*Request*
Reproduce verbatim the stretch of records below, from the line containing "volume-bar — [418, 732, 430, 744]" through the line containing "candle-body — [119, 206, 129, 234]", with both of those lines included.

*Exercise inputs*
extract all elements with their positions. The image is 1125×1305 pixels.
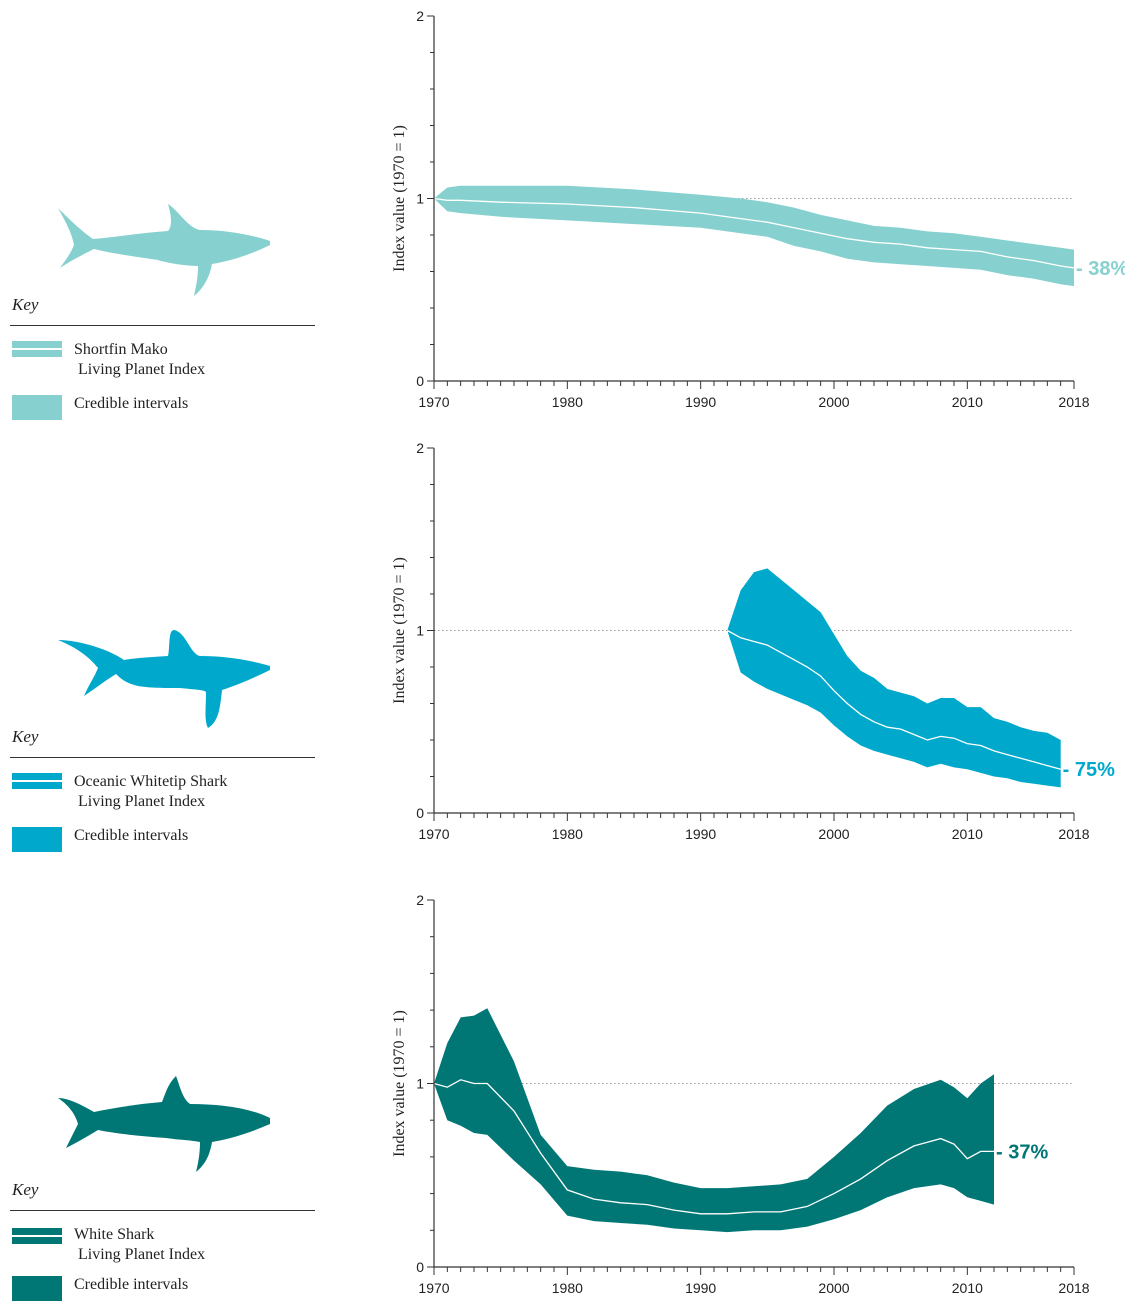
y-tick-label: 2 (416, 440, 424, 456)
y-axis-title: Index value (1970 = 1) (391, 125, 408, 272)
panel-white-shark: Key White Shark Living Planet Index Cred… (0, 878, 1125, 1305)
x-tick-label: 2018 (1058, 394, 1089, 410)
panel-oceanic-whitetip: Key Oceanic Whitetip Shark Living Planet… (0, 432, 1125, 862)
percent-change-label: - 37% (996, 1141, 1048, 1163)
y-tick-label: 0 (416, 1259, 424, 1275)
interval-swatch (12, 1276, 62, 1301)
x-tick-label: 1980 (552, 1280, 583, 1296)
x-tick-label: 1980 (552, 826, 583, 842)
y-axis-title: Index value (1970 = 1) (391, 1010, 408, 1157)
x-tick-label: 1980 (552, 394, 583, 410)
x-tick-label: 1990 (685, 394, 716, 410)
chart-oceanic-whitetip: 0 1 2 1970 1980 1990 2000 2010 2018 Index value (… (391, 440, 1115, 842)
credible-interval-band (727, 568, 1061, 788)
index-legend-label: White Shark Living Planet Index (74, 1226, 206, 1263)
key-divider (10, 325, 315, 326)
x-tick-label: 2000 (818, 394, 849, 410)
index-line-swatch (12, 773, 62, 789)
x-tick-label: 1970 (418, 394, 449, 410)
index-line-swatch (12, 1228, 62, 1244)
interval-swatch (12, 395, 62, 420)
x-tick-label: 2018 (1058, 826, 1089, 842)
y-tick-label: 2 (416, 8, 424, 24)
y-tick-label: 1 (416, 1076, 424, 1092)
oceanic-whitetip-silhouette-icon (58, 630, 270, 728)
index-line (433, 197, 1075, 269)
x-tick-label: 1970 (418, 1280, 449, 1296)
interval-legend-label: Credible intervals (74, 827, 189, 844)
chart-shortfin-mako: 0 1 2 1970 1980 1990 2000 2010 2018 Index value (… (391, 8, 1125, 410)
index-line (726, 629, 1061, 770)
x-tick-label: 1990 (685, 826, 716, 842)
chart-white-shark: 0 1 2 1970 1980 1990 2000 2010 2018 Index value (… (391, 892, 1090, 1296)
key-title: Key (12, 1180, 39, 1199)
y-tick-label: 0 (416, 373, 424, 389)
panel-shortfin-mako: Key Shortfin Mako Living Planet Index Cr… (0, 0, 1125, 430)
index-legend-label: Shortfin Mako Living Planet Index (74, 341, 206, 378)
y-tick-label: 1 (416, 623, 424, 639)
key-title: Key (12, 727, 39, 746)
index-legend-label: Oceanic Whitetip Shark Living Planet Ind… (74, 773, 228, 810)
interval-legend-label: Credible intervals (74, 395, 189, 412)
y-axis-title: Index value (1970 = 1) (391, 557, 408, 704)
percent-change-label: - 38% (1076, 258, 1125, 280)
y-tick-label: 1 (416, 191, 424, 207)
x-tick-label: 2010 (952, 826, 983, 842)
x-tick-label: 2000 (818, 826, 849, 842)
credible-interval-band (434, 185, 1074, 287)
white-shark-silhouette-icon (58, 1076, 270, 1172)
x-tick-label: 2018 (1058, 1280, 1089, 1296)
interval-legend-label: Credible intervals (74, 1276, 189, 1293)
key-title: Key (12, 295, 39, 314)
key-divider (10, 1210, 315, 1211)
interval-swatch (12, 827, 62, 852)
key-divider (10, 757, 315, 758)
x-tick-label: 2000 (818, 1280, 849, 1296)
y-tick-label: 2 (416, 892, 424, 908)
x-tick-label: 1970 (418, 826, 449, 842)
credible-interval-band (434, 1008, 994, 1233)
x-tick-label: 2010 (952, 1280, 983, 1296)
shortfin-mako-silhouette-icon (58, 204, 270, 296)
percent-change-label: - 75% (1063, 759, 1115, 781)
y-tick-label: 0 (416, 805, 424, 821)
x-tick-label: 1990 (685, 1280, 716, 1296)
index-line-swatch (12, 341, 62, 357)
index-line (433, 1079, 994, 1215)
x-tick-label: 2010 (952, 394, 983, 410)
---
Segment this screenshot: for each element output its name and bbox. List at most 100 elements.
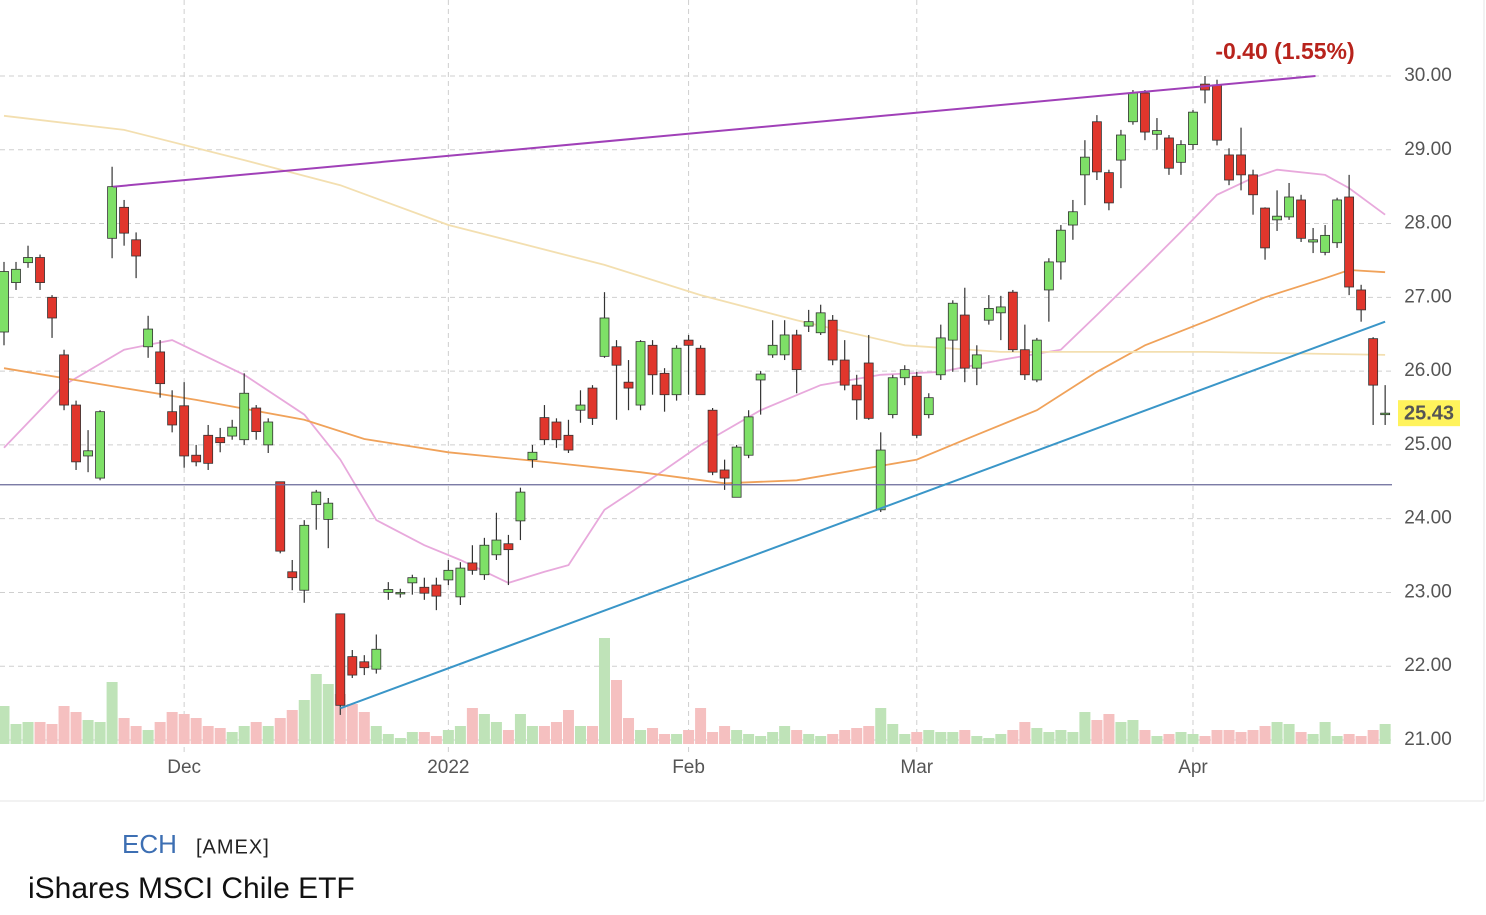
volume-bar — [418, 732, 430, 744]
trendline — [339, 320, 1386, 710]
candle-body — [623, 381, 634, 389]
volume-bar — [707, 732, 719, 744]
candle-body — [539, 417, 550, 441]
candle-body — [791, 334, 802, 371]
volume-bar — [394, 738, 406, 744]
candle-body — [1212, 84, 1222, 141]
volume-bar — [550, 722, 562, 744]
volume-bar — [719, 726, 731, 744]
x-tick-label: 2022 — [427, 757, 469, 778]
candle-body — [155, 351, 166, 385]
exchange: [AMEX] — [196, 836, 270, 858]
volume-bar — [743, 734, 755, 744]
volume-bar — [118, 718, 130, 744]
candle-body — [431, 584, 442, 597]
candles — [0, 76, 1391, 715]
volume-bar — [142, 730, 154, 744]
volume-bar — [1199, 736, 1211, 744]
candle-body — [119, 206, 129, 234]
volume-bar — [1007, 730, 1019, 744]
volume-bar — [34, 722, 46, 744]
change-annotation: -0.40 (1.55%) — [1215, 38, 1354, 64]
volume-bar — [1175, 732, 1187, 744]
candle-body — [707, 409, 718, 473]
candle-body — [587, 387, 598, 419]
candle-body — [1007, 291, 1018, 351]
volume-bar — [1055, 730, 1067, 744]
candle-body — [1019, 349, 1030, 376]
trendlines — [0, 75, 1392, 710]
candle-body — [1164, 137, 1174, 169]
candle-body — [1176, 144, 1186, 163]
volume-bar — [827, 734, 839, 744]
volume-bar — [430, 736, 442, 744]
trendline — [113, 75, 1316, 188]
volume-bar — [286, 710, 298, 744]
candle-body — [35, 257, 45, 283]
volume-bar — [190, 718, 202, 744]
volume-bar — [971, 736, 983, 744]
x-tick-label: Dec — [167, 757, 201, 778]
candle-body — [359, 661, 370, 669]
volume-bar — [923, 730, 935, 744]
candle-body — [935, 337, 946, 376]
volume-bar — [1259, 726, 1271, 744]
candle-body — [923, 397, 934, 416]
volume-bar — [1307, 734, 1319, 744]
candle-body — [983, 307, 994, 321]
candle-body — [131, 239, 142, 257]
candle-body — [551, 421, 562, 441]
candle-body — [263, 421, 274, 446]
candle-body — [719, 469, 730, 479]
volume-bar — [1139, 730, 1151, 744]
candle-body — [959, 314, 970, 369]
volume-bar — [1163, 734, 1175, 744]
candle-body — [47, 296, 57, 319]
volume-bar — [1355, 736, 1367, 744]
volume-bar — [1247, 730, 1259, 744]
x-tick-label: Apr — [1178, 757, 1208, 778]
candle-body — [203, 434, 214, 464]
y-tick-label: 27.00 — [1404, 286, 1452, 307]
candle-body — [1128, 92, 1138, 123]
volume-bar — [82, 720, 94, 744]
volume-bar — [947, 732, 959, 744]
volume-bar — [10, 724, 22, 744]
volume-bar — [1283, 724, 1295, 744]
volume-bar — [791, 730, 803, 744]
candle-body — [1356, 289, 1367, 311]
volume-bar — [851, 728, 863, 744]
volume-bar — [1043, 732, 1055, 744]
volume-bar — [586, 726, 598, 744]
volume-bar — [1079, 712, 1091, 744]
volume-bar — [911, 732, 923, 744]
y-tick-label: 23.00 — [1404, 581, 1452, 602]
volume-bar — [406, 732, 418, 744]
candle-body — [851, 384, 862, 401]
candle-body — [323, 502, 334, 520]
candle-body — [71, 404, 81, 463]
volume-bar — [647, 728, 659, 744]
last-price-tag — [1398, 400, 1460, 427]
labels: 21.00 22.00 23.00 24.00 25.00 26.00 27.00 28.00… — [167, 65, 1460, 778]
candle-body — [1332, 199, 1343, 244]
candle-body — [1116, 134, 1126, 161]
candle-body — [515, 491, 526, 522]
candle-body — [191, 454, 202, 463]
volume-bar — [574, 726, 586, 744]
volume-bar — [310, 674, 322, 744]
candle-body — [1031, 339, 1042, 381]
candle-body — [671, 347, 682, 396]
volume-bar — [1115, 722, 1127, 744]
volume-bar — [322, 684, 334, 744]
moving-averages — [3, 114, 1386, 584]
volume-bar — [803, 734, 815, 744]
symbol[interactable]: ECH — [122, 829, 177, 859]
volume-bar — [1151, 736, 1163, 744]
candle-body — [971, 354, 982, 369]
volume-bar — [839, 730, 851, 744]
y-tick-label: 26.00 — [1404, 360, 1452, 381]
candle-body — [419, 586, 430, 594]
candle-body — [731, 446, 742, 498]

*Solution for this exercise*
volume-bar — [418, 732, 430, 744]
trendline — [339, 320, 1386, 710]
candle-body — [623, 381, 634, 389]
volume-bar — [707, 732, 719, 744]
candle-body — [539, 417, 550, 441]
candle-body — [791, 334, 802, 371]
volume-bar — [394, 738, 406, 744]
candle-body — [1212, 84, 1222, 141]
volume-bar — [550, 722, 562, 744]
volume-bar — [719, 726, 731, 744]
x-tick-label: 2022 — [427, 757, 469, 778]
candle-body — [155, 351, 166, 385]
exchange: [AMEX] — [196, 836, 270, 858]
volume-bar — [743, 734, 755, 744]
volume-bar — [118, 718, 130, 744]
candle-body — [431, 584, 442, 597]
candles — [0, 76, 1391, 715]
volume-bar — [142, 730, 154, 744]
volume-bar — [1199, 736, 1211, 744]
candle-body — [119, 206, 129, 234]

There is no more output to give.